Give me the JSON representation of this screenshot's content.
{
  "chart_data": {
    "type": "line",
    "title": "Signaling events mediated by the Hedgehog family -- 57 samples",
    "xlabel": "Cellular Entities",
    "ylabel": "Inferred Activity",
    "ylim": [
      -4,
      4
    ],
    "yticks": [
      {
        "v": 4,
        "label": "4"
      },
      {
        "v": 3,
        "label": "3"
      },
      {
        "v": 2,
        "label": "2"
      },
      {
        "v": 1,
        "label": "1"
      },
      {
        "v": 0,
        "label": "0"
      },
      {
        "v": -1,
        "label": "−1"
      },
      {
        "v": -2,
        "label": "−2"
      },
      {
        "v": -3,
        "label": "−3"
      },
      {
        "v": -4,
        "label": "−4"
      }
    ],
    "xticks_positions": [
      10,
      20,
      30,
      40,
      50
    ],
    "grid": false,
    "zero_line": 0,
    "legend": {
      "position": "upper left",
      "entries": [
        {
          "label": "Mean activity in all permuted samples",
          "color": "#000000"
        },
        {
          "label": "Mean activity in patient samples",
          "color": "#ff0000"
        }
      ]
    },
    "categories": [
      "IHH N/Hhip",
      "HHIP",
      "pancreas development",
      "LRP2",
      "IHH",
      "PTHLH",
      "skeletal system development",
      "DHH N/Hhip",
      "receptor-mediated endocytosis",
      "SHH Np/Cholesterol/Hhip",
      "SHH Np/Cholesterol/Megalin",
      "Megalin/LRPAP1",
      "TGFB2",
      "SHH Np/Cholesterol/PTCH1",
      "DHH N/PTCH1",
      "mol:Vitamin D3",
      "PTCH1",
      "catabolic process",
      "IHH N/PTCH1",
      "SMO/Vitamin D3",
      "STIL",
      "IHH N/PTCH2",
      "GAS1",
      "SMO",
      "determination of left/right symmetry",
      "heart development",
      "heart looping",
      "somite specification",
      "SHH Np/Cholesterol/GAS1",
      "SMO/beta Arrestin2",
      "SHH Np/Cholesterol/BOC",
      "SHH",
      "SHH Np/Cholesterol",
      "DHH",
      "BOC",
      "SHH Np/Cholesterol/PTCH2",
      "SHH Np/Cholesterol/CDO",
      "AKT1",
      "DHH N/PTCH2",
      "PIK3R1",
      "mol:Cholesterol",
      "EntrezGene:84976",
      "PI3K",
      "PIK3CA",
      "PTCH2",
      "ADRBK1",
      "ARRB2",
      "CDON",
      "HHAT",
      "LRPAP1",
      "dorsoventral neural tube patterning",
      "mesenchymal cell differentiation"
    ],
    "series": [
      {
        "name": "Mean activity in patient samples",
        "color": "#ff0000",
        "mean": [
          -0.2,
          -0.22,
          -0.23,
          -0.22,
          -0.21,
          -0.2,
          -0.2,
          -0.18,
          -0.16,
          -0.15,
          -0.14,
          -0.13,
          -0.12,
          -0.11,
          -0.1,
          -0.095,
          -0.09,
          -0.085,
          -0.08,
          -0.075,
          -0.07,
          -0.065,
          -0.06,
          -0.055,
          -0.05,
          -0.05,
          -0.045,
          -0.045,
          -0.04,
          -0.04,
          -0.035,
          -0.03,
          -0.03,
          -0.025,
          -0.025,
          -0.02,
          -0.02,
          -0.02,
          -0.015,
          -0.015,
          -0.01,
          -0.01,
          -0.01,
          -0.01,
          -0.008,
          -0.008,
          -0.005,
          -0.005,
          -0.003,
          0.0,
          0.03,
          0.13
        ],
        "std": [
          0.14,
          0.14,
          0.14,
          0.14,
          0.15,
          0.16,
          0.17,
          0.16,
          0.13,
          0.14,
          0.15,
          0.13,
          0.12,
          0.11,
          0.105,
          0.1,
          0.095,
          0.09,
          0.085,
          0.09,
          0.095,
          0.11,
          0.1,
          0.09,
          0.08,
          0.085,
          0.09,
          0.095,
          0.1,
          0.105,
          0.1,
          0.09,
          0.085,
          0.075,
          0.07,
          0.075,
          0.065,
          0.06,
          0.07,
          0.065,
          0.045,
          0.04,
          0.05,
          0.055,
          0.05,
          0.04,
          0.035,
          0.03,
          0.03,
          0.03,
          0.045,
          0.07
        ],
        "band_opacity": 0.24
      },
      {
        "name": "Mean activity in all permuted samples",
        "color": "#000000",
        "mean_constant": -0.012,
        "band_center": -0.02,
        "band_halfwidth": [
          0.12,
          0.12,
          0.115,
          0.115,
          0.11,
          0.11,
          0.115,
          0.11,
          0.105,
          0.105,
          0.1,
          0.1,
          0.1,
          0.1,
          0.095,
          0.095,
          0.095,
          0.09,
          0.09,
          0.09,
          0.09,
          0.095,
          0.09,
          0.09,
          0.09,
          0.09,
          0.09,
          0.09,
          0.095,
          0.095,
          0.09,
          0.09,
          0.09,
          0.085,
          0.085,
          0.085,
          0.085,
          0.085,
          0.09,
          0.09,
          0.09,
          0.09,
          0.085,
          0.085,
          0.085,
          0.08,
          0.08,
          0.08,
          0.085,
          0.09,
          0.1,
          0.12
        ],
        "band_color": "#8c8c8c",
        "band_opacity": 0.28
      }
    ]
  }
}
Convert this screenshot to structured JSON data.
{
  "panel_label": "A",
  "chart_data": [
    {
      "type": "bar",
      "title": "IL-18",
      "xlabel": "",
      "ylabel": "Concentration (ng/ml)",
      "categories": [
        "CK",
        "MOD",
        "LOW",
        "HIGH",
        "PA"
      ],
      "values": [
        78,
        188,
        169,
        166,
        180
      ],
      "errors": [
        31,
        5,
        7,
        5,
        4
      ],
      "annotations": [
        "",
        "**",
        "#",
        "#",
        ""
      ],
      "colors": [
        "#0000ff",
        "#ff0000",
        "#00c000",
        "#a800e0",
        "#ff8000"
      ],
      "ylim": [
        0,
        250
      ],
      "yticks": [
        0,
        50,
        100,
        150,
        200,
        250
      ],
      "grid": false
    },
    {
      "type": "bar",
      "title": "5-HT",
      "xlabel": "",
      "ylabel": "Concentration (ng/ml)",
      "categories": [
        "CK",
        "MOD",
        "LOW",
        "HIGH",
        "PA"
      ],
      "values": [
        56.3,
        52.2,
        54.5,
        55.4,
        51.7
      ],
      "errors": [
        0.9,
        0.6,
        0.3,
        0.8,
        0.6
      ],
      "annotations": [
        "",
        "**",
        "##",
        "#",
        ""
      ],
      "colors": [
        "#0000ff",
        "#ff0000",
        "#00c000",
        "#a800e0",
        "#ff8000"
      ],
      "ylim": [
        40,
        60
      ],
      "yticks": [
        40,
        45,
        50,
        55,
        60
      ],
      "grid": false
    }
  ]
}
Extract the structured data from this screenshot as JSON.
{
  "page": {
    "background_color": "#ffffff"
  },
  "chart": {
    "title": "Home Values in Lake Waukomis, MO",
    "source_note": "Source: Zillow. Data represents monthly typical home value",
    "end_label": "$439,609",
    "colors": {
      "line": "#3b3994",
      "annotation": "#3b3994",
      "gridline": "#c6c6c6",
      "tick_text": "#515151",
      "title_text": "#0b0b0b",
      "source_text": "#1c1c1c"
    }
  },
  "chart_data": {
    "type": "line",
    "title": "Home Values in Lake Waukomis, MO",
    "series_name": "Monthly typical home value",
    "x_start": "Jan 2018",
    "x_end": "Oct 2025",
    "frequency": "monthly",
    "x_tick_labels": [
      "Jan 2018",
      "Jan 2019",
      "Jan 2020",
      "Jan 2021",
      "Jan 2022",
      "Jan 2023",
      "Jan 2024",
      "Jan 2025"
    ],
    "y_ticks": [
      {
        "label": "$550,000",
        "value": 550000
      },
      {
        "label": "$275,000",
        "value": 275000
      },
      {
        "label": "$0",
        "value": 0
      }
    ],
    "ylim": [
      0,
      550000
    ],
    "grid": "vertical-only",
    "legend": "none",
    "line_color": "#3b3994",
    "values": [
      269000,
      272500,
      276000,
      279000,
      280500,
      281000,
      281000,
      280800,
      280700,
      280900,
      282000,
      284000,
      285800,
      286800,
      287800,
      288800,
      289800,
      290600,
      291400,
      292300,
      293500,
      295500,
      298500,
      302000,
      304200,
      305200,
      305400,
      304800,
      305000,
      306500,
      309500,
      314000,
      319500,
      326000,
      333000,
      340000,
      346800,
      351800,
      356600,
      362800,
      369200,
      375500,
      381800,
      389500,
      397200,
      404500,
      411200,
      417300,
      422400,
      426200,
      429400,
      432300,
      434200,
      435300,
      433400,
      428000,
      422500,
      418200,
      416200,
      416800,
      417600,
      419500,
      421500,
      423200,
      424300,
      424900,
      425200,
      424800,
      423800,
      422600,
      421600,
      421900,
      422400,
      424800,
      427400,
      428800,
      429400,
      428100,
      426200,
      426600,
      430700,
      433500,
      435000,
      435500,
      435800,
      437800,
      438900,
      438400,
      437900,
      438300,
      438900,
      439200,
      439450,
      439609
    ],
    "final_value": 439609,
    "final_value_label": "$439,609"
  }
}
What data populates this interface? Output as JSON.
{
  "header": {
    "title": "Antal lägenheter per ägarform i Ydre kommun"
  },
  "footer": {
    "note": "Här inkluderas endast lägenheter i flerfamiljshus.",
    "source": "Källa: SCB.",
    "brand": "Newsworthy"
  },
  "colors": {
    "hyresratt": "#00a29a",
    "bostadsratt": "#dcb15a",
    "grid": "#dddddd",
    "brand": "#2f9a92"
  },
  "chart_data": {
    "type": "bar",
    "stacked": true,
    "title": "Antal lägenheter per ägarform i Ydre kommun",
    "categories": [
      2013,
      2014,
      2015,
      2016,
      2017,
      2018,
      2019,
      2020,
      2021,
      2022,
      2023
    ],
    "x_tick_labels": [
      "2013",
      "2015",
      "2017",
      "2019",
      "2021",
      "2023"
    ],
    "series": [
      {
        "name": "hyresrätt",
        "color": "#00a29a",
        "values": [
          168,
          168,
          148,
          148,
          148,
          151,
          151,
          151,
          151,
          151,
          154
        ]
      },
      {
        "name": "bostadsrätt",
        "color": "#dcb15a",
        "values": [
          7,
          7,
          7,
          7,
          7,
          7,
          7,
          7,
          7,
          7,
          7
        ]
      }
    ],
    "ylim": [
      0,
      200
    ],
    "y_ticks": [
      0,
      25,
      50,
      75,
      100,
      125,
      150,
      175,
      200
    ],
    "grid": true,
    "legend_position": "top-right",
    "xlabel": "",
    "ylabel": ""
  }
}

= = = = = = =

◆ Direction
Lines that hold the word "this" are the ones to return, every one of them.

◆ Answer to the task
Give me the JSON representation of this screenshot's content.
Convert this screenshot to structured JSON data.
Extract the structured data from this screenshot as JSON.
What data populates this interface? Output as JSON.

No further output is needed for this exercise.